- YOUR OBJECTIVE -
Copy out each line of the material below that holds the string "JSON".

- ROWS -

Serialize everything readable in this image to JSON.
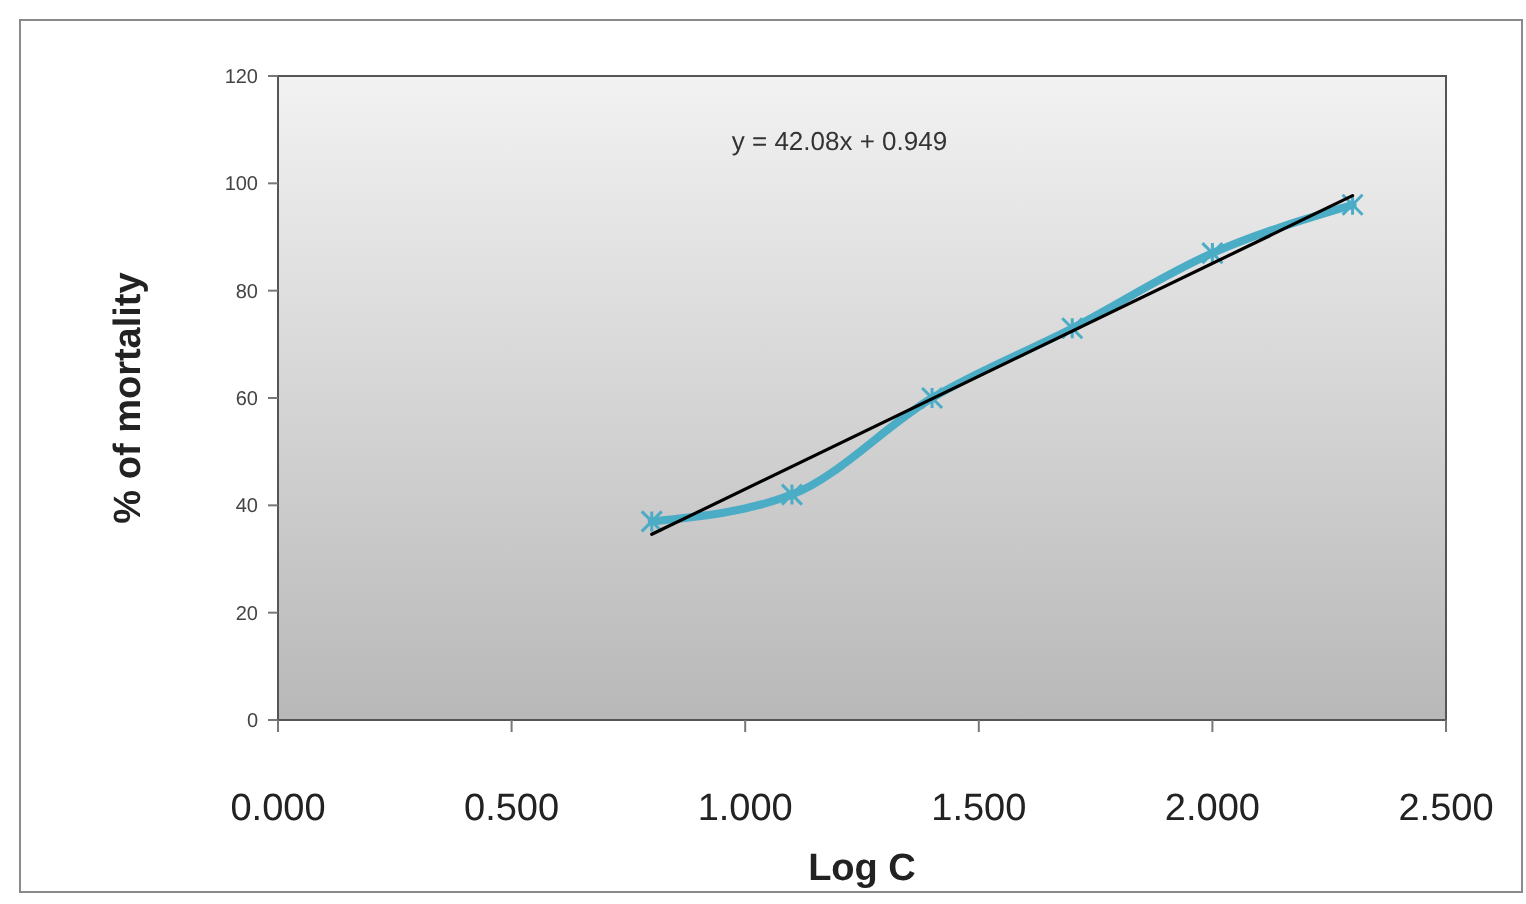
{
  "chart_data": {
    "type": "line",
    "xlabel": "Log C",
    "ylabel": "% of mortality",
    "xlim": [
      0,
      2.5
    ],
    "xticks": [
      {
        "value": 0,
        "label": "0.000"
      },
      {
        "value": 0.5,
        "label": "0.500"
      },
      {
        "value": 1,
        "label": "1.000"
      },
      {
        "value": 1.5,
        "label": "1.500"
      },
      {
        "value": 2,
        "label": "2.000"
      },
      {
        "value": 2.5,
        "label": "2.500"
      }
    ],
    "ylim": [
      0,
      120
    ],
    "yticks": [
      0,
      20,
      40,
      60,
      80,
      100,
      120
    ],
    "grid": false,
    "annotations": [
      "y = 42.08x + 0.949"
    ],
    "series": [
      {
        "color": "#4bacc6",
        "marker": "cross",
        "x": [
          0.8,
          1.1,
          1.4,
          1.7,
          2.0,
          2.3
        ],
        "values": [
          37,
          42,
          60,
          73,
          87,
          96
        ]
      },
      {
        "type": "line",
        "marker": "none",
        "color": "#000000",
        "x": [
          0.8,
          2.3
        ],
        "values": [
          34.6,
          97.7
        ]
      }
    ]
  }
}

...

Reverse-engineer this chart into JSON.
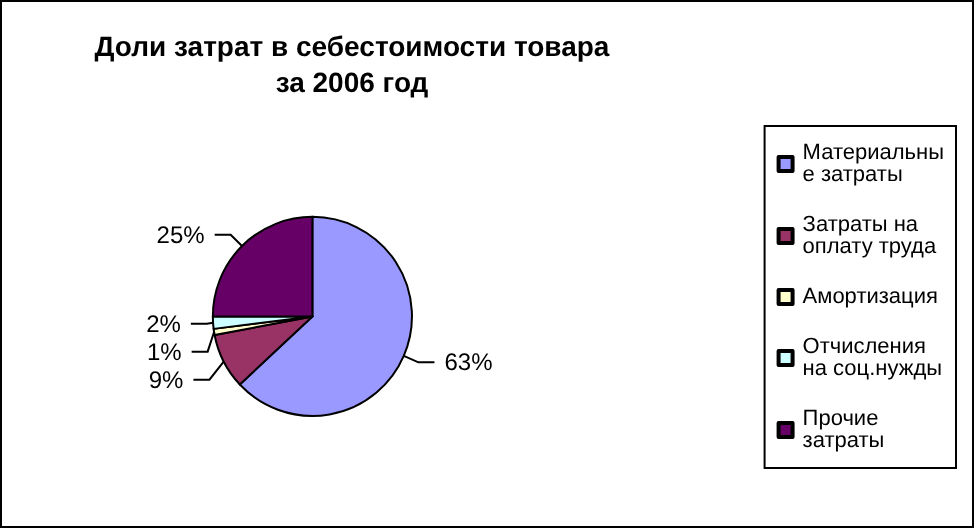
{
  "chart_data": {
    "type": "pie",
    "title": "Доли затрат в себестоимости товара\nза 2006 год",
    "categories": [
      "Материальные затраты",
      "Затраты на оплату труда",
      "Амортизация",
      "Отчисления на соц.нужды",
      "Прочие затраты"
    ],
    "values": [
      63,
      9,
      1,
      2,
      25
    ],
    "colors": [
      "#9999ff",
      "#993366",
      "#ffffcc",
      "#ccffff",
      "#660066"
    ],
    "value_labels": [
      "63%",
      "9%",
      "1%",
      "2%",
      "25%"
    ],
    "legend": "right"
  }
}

...

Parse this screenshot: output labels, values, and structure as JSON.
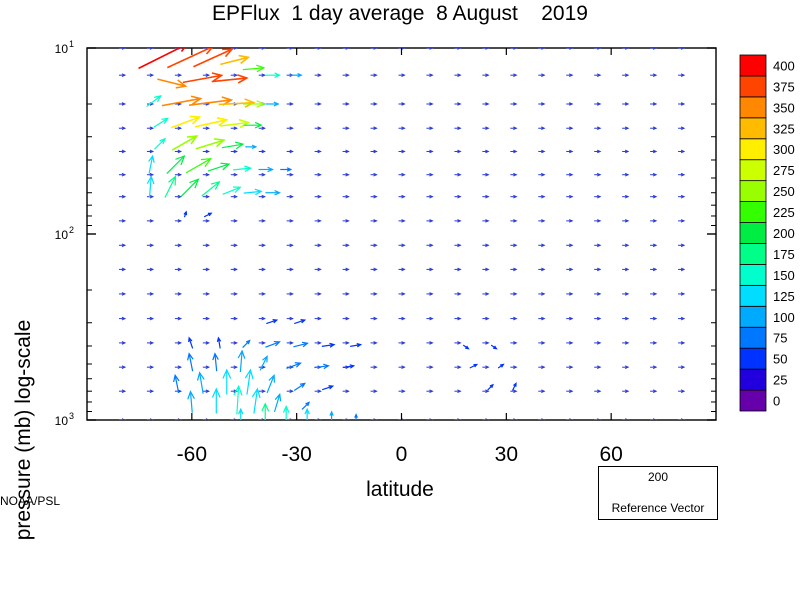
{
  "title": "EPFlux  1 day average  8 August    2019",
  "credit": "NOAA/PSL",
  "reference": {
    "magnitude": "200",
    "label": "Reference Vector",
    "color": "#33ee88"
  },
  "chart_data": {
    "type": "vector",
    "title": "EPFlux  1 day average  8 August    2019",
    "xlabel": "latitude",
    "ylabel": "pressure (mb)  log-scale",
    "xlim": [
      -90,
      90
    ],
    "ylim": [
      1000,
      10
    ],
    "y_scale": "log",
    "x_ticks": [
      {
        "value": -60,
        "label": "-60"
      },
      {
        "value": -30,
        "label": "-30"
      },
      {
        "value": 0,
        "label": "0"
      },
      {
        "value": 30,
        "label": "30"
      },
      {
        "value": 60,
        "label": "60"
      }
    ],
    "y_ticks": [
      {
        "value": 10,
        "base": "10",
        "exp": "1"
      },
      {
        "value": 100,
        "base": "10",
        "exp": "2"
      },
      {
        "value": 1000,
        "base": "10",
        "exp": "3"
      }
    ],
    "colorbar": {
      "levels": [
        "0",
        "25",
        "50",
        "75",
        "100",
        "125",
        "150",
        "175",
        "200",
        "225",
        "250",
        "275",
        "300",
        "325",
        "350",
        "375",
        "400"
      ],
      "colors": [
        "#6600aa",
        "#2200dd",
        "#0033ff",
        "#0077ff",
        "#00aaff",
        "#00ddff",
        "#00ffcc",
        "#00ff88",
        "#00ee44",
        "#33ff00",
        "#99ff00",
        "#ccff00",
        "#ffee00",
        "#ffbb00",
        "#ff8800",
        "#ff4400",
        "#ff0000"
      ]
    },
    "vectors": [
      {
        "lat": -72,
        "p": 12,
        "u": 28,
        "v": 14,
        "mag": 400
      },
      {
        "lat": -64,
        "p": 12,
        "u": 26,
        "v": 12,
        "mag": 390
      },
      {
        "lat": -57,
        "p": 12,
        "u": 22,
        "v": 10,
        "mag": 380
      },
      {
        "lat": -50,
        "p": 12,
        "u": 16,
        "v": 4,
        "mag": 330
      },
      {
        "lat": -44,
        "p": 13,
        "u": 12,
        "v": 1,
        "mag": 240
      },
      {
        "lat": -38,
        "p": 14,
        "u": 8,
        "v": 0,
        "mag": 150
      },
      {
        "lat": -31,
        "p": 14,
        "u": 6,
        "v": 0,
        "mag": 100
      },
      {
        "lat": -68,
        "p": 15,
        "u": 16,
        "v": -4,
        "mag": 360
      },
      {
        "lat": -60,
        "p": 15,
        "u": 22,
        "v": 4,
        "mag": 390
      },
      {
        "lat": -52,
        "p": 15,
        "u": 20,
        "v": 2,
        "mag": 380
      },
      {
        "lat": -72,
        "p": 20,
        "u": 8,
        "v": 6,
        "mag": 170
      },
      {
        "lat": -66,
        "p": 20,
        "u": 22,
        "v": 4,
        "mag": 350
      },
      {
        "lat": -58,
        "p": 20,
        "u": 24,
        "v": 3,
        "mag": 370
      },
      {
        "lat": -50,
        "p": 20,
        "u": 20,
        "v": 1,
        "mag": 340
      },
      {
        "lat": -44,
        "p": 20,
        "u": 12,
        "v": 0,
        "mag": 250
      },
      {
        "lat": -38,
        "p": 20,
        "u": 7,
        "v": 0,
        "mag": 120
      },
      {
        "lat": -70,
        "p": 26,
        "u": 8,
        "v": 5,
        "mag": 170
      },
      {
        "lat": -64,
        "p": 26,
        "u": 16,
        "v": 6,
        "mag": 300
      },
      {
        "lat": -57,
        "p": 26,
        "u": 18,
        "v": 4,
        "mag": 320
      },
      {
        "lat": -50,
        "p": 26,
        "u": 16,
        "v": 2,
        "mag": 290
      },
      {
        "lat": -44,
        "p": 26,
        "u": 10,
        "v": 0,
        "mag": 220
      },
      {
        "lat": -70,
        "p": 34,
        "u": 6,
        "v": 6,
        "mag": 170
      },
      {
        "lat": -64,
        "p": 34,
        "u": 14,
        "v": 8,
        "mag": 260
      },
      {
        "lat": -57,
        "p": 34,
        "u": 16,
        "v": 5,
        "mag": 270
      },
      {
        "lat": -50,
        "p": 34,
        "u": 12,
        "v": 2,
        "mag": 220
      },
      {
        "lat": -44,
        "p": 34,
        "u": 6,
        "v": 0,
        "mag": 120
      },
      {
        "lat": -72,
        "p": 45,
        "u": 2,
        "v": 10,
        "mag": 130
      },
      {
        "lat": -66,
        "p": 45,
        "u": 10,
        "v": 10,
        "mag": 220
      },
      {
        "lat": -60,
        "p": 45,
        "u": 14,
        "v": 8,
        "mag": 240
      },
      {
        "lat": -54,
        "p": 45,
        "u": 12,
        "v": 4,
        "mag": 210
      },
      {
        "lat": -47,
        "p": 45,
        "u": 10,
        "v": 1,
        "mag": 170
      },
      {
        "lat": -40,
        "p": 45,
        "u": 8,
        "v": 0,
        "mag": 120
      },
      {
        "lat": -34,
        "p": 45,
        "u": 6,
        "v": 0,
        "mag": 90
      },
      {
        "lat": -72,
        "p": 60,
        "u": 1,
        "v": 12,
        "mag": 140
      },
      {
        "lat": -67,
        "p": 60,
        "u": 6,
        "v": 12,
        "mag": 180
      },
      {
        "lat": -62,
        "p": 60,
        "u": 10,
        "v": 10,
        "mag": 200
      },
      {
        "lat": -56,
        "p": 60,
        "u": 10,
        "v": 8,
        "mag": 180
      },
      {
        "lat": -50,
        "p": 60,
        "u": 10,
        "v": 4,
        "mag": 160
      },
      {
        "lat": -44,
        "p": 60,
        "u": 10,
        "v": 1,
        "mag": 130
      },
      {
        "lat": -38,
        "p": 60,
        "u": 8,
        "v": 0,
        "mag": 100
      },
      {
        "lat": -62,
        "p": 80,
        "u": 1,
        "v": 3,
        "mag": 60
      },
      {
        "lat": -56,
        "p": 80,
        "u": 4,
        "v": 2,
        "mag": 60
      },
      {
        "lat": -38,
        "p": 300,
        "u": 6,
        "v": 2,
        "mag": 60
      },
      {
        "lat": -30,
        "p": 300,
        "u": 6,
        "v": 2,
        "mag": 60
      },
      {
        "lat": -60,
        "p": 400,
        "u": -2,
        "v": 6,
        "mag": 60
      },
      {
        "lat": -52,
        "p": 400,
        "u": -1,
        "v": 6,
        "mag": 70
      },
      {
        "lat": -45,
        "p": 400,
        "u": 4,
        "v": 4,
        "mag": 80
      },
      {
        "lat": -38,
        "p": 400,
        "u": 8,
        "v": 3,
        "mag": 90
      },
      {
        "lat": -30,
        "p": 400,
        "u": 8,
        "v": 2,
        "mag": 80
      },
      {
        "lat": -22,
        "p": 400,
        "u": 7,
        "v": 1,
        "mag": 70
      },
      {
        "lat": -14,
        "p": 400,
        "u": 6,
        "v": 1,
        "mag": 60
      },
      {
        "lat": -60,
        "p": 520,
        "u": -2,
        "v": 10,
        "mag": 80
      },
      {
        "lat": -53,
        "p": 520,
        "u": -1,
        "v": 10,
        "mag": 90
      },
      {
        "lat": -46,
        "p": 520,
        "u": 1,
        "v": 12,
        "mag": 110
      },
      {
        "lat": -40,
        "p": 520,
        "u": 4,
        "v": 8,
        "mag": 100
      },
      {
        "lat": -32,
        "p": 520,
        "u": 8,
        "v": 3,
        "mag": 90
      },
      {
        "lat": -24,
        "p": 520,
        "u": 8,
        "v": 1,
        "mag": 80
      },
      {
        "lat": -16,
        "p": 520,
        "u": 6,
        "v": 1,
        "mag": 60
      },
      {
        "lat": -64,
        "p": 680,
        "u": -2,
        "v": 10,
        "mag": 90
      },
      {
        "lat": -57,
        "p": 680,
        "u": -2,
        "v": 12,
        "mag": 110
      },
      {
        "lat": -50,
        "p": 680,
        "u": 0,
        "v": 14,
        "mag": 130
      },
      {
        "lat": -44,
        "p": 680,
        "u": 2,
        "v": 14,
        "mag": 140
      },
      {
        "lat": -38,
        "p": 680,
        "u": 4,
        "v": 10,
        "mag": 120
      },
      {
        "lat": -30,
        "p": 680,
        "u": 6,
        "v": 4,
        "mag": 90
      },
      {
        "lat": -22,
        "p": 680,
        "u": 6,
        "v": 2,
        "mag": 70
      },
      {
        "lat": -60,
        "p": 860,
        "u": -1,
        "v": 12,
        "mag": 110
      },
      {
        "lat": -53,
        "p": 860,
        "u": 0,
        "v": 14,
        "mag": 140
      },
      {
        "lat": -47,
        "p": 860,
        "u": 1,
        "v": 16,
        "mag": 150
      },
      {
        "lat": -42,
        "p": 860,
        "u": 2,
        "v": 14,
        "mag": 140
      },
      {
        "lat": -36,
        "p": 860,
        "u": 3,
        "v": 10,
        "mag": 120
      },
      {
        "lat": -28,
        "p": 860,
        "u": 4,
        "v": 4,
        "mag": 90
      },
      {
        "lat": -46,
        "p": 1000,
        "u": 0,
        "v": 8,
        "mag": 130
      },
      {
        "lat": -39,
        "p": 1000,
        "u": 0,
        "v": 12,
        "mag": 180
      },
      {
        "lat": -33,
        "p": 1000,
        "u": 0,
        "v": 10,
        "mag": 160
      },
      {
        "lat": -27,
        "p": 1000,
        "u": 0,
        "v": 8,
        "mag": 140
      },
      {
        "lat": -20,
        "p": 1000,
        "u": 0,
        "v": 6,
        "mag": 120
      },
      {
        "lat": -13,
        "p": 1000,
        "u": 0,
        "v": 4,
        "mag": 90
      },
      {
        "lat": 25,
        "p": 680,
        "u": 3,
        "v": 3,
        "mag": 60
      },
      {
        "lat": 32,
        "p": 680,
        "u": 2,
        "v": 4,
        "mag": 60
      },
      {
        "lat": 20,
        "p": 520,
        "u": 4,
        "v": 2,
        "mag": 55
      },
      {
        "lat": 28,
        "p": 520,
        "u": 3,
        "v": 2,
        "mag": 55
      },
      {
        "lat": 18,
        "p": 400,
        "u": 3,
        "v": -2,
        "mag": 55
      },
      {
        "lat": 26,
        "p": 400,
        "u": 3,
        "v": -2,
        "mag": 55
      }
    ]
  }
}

- FINISHED TASK -
Serialize everything readable in this image to JSON.
Reverse-engineer this chart into JSON.
Parse this screenshot: output labels, values, and structure as JSON.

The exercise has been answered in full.